[Stored entries]

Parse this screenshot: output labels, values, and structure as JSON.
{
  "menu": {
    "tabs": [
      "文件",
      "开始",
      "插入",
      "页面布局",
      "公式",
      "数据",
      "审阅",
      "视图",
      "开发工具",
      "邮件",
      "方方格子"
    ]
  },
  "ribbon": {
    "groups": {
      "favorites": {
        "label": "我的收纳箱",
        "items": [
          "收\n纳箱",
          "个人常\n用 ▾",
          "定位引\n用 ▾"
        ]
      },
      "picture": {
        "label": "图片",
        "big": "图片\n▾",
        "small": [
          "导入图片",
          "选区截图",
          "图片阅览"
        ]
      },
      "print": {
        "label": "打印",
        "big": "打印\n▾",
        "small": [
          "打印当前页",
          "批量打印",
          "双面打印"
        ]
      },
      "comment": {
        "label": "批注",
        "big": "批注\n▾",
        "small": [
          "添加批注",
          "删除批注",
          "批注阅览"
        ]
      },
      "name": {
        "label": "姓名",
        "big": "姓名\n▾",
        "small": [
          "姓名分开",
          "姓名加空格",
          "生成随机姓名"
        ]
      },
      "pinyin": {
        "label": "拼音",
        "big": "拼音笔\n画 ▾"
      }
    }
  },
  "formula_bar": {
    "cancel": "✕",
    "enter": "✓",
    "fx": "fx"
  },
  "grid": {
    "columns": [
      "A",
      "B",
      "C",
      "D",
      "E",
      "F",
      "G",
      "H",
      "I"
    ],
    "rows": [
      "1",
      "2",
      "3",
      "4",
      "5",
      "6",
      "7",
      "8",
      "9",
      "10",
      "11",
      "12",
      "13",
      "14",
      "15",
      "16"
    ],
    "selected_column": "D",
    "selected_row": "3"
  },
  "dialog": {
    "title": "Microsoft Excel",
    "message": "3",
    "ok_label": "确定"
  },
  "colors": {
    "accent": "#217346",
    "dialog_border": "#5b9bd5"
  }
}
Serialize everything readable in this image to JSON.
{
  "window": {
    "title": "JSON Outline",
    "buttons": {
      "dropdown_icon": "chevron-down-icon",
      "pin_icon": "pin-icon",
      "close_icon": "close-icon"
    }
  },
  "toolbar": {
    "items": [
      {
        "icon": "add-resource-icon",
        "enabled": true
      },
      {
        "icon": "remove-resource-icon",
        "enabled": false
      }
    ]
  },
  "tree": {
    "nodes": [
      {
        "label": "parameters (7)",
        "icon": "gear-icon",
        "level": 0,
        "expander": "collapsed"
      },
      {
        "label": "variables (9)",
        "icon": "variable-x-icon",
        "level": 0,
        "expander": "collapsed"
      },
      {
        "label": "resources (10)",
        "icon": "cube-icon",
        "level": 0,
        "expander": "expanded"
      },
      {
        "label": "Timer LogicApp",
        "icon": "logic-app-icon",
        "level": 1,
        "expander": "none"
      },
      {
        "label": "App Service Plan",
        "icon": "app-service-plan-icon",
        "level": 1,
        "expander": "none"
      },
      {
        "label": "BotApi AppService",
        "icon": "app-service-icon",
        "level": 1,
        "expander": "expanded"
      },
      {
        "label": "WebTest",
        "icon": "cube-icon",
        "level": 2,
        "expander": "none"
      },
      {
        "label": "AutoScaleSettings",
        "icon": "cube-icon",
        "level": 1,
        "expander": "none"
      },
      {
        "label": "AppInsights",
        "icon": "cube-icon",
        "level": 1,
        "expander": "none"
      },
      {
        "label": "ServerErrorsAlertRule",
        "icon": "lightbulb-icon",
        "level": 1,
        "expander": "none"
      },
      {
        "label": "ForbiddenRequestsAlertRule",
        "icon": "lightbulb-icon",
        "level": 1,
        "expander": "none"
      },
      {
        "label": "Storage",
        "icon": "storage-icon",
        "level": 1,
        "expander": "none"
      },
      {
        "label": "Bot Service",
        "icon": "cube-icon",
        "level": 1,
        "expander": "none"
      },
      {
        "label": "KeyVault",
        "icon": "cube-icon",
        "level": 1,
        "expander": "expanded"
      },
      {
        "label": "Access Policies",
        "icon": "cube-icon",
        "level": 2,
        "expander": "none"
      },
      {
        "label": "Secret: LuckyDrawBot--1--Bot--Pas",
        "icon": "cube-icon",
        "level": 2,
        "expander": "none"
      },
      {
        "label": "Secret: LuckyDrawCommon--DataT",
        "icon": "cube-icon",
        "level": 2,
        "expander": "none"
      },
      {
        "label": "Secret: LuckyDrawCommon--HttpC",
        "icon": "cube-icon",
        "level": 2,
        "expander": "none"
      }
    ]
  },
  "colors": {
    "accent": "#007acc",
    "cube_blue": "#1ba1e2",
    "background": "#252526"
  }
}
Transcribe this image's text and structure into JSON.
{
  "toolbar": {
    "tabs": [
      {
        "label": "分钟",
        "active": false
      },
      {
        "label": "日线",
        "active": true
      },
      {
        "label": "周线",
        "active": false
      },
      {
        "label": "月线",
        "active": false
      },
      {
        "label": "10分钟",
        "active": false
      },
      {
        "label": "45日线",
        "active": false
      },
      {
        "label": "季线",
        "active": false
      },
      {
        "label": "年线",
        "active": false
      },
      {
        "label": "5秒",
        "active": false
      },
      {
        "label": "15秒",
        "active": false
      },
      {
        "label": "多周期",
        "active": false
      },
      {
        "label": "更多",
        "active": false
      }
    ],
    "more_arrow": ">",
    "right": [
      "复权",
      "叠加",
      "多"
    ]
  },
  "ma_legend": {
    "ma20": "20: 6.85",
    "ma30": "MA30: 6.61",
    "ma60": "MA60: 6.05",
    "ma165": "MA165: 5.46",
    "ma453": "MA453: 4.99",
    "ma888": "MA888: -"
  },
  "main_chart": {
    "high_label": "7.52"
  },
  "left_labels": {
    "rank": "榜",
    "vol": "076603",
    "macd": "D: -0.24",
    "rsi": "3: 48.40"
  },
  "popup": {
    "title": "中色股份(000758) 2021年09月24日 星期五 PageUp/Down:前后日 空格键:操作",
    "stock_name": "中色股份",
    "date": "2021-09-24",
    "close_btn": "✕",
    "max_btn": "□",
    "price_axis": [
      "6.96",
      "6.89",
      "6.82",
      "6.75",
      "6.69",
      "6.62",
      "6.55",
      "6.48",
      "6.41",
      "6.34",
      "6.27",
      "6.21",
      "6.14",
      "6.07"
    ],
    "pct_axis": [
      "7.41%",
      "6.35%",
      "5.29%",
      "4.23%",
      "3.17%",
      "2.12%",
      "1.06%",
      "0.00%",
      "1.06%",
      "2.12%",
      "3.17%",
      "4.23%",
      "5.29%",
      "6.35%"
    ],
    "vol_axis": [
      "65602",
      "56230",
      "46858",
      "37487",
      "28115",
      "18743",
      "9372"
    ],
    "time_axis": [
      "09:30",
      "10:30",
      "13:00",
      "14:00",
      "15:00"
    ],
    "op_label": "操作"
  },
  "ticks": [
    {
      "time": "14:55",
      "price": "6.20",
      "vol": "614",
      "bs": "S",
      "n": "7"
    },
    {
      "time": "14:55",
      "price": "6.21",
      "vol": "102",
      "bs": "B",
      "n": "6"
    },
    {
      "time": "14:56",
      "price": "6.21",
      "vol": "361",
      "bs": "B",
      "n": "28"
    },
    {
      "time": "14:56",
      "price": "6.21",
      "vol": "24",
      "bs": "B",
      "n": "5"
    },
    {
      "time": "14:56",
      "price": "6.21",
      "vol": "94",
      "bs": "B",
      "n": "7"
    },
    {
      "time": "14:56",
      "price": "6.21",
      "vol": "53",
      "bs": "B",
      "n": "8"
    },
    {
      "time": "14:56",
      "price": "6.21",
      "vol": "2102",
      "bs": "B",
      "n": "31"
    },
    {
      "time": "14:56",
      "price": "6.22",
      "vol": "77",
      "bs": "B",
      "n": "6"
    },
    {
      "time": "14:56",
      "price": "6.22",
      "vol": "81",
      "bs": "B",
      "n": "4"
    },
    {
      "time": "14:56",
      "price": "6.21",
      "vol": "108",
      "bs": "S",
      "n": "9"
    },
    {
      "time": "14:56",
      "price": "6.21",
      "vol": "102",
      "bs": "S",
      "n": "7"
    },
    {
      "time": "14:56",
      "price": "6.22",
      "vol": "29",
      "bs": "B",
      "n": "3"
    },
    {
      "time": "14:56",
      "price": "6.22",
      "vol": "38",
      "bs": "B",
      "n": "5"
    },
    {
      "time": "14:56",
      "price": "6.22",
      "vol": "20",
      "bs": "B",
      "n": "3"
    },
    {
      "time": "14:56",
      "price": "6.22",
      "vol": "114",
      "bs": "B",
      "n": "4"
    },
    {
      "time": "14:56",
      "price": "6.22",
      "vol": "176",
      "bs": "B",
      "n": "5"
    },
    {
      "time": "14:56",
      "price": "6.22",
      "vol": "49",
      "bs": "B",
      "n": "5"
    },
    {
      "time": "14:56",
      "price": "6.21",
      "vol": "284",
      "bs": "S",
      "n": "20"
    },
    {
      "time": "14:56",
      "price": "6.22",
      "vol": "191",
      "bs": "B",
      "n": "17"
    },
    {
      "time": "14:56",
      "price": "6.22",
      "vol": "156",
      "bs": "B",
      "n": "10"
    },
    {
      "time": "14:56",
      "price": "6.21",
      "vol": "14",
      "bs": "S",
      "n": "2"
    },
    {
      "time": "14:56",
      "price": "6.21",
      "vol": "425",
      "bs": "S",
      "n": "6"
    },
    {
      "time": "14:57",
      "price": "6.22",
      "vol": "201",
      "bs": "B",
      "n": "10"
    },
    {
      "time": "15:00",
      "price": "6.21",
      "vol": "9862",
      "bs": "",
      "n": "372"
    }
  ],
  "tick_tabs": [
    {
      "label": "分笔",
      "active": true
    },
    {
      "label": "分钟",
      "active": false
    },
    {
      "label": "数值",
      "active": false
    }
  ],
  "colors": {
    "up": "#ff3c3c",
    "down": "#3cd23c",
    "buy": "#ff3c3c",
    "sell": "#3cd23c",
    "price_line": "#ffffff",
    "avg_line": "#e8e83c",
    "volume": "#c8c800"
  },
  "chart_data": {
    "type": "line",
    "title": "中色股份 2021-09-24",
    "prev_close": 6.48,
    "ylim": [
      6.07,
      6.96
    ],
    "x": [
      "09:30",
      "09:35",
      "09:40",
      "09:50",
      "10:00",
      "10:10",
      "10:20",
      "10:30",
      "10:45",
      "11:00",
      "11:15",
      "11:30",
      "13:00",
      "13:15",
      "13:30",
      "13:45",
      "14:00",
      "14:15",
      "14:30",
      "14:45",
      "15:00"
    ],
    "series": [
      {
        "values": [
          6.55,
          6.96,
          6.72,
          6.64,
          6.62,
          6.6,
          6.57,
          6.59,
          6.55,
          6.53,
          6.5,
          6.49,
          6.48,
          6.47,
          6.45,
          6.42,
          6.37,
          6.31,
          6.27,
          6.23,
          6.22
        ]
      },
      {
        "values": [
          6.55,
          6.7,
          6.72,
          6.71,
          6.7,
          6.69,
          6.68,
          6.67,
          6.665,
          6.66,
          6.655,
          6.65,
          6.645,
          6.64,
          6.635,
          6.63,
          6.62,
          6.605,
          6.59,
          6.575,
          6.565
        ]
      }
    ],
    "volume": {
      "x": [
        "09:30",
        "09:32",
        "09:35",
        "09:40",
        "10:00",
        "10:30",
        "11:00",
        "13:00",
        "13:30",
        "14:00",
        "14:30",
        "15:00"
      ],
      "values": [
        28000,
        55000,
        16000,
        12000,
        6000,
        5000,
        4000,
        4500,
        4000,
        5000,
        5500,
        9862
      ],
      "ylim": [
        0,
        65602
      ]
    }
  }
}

Short exercise
Filter the data for the string "LuckyDrawCommon" and copy every line that has it.

Expected answer
        "label": "Secret: LuckyDrawCommon--DataT",
        "label": "Secret: LuckyDrawCommon--HttpC",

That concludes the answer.